━━━ Provided records

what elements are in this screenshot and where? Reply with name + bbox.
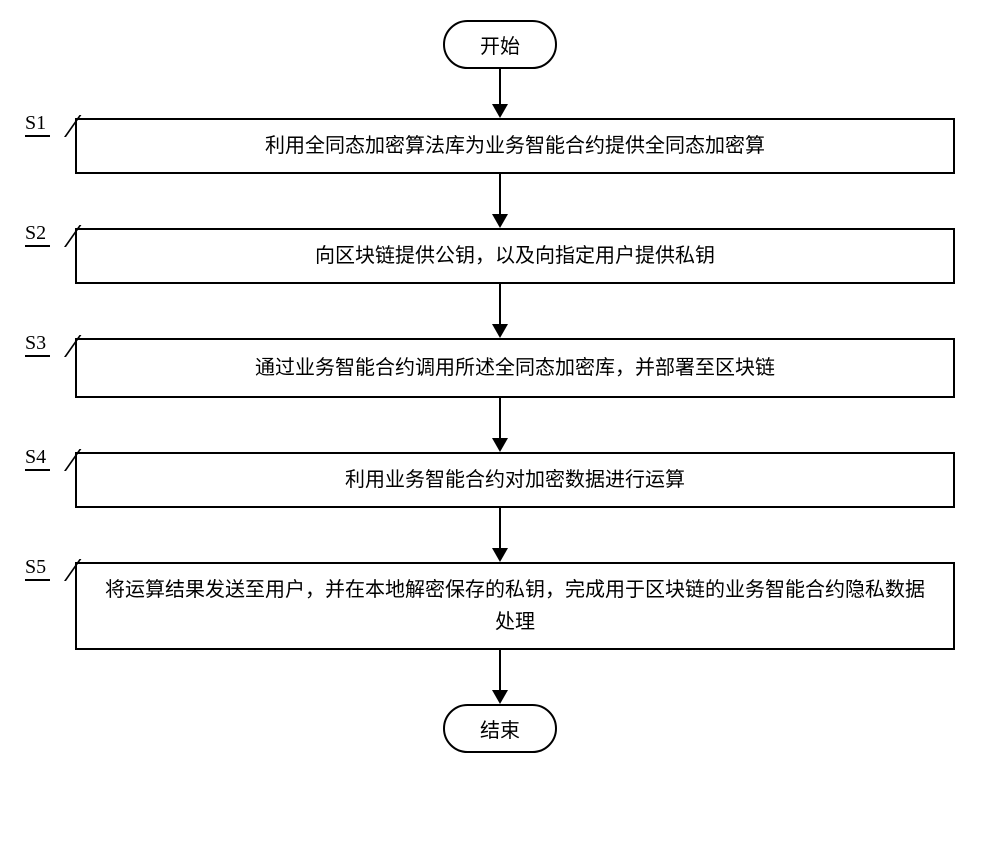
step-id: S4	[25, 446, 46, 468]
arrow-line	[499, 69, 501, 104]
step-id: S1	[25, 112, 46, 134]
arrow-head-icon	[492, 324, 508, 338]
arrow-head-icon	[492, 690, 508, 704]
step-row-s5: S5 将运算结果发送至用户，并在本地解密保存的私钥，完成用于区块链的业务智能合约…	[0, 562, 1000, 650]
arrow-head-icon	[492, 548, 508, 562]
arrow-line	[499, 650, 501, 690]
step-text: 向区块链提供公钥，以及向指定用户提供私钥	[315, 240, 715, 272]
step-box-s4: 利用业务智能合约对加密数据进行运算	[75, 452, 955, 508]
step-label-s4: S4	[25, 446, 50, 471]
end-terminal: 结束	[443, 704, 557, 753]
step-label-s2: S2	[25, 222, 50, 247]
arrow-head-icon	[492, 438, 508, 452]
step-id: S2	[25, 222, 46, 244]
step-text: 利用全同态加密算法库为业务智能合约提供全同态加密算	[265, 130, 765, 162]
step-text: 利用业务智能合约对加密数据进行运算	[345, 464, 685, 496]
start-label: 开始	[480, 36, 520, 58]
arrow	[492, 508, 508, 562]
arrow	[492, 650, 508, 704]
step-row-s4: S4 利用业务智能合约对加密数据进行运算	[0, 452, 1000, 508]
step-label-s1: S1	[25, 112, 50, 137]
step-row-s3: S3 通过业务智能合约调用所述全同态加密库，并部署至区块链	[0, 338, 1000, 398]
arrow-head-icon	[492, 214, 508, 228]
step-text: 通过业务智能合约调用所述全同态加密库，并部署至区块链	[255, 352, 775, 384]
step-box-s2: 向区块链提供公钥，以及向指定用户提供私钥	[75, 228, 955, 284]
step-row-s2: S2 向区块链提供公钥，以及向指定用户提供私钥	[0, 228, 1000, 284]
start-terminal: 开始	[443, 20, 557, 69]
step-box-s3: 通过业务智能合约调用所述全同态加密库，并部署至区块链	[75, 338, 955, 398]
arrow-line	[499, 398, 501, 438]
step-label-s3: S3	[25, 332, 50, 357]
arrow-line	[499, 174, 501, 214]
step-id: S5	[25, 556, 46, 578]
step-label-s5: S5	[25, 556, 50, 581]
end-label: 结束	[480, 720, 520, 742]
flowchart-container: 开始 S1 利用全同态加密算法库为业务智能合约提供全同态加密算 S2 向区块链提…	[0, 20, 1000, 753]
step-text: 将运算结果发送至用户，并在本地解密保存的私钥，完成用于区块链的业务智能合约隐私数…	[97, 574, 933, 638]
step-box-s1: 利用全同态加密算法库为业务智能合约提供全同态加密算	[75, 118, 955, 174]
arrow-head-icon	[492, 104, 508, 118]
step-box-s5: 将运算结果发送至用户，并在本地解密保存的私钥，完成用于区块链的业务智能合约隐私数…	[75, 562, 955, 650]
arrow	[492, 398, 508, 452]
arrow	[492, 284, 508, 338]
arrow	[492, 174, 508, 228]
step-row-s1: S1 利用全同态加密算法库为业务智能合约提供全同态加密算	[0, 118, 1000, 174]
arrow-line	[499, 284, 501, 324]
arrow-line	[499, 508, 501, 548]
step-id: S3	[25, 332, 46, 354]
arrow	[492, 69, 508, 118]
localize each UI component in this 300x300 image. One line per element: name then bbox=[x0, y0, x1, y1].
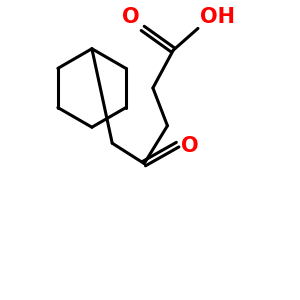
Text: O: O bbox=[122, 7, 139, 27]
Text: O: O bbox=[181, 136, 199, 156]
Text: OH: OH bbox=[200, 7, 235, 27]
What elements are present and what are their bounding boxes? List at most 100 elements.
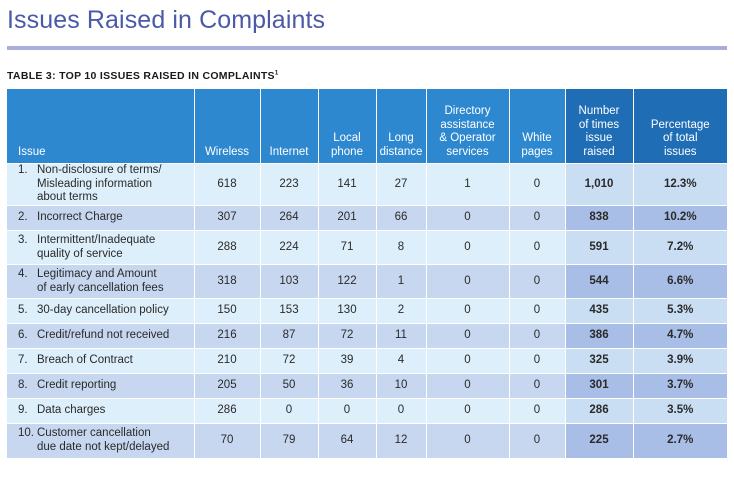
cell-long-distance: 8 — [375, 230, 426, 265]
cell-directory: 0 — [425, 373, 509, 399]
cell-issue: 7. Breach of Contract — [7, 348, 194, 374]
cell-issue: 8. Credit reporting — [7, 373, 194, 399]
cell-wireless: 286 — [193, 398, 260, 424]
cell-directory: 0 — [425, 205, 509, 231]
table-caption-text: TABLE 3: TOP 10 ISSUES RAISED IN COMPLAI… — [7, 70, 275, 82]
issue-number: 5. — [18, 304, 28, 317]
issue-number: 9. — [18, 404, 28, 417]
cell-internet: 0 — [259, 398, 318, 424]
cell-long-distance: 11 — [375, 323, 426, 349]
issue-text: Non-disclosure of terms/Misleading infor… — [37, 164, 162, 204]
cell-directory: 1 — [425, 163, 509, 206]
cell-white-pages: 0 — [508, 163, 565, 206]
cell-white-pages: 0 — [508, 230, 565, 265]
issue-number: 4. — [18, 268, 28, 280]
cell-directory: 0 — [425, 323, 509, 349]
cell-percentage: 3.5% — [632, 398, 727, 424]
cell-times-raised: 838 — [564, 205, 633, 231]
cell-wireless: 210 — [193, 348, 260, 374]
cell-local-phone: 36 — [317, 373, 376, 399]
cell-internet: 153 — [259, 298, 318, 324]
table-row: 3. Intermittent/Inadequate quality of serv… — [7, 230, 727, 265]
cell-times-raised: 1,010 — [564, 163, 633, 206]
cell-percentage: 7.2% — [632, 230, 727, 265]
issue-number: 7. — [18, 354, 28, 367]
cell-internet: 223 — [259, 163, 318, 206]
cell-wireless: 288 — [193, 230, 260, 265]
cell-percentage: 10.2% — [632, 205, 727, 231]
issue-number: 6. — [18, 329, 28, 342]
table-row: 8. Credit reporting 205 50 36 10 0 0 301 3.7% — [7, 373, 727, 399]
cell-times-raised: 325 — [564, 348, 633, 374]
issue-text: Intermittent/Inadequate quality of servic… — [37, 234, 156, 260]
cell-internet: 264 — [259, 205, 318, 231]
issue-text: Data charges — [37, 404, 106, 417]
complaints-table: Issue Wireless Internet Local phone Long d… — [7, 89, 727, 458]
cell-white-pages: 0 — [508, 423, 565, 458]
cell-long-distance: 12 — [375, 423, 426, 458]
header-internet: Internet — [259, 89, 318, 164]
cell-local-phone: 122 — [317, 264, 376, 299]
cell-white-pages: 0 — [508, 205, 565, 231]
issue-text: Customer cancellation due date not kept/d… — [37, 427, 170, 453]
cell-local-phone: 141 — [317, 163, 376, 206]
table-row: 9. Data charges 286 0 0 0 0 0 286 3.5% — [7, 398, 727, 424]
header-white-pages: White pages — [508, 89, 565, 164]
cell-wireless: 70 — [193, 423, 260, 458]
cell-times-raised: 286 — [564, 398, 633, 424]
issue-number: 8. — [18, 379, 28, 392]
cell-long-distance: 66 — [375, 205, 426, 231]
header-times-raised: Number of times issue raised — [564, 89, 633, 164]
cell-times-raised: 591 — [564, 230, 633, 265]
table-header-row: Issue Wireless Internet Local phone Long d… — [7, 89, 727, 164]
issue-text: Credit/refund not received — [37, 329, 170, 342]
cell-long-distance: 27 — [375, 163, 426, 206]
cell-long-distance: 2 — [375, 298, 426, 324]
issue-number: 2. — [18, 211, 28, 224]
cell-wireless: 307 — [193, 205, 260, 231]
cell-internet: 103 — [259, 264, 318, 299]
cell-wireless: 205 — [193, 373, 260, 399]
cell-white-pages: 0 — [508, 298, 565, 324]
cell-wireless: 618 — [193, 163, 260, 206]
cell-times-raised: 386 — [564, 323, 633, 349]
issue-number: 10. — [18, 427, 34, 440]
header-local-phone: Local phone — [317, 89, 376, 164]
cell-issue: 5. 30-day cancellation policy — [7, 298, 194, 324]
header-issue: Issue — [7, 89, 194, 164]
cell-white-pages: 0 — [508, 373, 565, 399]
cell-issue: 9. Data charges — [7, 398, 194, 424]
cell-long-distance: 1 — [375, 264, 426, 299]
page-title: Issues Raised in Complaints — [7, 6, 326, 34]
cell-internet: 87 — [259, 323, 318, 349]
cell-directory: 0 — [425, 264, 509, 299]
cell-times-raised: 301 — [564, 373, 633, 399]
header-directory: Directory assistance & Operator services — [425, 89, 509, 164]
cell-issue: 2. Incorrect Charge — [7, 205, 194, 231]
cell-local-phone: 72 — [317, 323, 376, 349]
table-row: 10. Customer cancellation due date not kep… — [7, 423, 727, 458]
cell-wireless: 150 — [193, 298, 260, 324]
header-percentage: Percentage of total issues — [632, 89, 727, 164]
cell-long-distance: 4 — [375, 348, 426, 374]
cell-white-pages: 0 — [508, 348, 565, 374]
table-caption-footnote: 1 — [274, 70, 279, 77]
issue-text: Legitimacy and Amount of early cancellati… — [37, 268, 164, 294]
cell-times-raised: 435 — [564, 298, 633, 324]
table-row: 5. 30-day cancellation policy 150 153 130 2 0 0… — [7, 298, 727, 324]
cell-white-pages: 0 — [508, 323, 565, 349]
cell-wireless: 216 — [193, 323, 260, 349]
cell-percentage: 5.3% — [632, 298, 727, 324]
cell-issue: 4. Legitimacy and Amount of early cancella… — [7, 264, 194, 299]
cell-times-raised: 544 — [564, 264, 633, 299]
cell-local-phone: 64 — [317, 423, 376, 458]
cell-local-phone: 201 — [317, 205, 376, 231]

━━━━━━

Reproduce the lines of the records from the one containing "446, 46, 468]" to the one containing "240, 715, 272]", inclusive.

Exercise solution:
step-id: S4	[25, 446, 46, 468]
arrow-line	[499, 69, 501, 104]
step-id: S1	[25, 112, 46, 134]
arrow-head-icon	[492, 324, 508, 338]
arrow-head-icon	[492, 690, 508, 704]
step-row-s5: S5 将运算结果发送至用户，并在本地解密保存的私钥，完成用于区块链的业务智能合约…	[0, 562, 1000, 650]
arrow-head-icon	[492, 548, 508, 562]
arrow-line	[499, 650, 501, 690]
step-text: 向区块链提供公钥，以及向指定用户提供私钥	[315, 240, 715, 272]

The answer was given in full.